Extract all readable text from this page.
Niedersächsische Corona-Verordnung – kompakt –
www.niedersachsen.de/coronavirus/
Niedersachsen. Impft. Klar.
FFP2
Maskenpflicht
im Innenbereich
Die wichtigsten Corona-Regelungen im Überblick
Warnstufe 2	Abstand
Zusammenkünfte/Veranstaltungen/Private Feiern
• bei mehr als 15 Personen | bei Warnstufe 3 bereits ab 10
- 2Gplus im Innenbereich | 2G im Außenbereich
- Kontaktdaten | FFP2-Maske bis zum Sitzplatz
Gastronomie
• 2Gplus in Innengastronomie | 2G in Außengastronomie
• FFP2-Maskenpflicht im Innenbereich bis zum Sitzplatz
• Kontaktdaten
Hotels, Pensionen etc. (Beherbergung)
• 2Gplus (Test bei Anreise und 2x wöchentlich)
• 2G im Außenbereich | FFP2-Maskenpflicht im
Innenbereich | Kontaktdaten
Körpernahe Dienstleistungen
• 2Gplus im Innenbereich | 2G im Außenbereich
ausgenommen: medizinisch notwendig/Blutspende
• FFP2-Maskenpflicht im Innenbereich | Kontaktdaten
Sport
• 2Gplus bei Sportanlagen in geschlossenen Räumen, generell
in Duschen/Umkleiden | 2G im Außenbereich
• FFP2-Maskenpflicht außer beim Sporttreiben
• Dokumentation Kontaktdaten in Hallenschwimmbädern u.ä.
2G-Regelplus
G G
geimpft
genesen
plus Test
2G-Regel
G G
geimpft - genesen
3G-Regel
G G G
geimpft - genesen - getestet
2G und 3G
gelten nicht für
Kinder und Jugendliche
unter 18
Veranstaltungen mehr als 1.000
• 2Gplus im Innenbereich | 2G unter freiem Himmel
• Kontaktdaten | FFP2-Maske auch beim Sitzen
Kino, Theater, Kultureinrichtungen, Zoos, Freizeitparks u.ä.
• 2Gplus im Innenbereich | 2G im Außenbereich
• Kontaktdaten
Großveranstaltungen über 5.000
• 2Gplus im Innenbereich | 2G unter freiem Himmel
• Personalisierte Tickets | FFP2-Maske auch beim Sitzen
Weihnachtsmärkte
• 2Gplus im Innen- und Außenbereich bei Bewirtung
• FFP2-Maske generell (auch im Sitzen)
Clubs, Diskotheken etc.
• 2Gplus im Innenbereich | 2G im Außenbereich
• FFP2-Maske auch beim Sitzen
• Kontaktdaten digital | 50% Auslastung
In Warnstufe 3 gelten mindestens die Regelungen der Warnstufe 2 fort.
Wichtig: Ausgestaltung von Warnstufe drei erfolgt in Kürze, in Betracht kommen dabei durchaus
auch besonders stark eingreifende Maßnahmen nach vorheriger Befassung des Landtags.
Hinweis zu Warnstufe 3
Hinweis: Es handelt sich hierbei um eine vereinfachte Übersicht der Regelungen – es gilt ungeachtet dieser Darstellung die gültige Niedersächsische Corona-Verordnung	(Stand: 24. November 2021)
-*-*-
• Required work: Full transcription, please: every entry, exactly as written.

• Exercise answer:
Extract all readable text from this page.
Niedersächsische Corona-Verordnung – kompakt –
www.niedersachsen.de/coronavirus/
Niedersachsen. Impft. Klar.
FFP2
Maskenpflicht
im Innenbereich
Die wichtigsten Corona-Regelungen im Überblick
Warnstufe 2	Abstand
Zusammenkünfte/Veranstaltungen/Private Feiern
• bei mehr als 15 Personen | bei Warnstufe 3 bereits ab 10
- 2Gplus im Innenbereich | 2G im Außenbereich
- Kontaktdaten | FFP2-Maske bis zum Sitzplatz
Gastronomie
• 2Gplus in Innengastronomie | 2G in Außengastronomie
• FFP2-Maskenpflicht im Innenbereich bis zum Sitzplatz
• Kontaktdaten
Hotels, Pensionen etc. (Beherbergung)
• 2Gplus (Test bei Anreise und 2x wöchentlich)
• 2G im Außenbereich | FFP2-Maskenpflicht im
Innenbereich | Kontaktdaten
Körpernahe Dienstleistungen
• 2Gplus im Innenbereich | 2G im Außenbereich
ausgenommen: medizinisch notwendig/Blutspende
• FFP2-Maskenpflicht im Innenbereich | Kontaktdaten
Sport
• 2Gplus bei Sportanlagen in geschlossenen Räumen, generell
in Duschen/Umkleiden | 2G im Außenbereich
• FFP2-Maskenpflicht außer beim Sporttreiben
• Dokumentation Kontaktdaten in Hallenschwimmbädern u.ä.
2G-Regelplus
G G
geimpft
genesen
plus Test
2G-Regel
G G
geimpft - genesen
3G-Regel
G G G
geimpft - genesen - getestet
2G und 3G
gelten nicht für
Kinder und Jugendliche
unter 18
Veranstaltungen mehr als 1.000
• 2Gplus im Innenbereich | 2G unter freiem Himmel
• Kontaktdaten | FFP2-Maske auch beim Sitzen
Kino, Theater, Kultureinrichtungen, Zoos, Freizeitparks u.ä.
• 2Gplus im Innenbereich | 2G im Außenbereich
• Kontaktdaten
Großveranstaltungen über 5.000
• 2Gplus im Innenbereich | 2G unter freiem Himmel
• Personalisierte Tickets | FFP2-Maske auch beim Sitzen
Weihnachtsmärkte
• 2Gplus im Innen- und Außenbereich bei Bewirtung
• FFP2-Maske generell (auch im Sitzen)
Clubs, Diskotheken etc.
• 2Gplus im Innenbereich | 2G im Außenbereich
• FFP2-Maske auch beim Sitzen
• Kontaktdaten digital | 50% Auslastung
In Warnstufe 3 gelten mindestens die Regelungen der Warnstufe 2 fort.
Wichtig: Ausgestaltung von Warnstufe drei erfolgt in Kürze, in Betracht kommen dabei durchaus
auch besonders stark eingreifende Maßnahmen nach vorheriger Befassung des Landtags.
Hinweis zu Warnstufe 3
Hinweis: Es handelt sich hierbei um eine vereinfachte Übersicht der Regelungen – es gilt ungeachtet dieser Darstellung die gültige Niedersächsische Corona-Verordnung	(Stand: 24. November 2021)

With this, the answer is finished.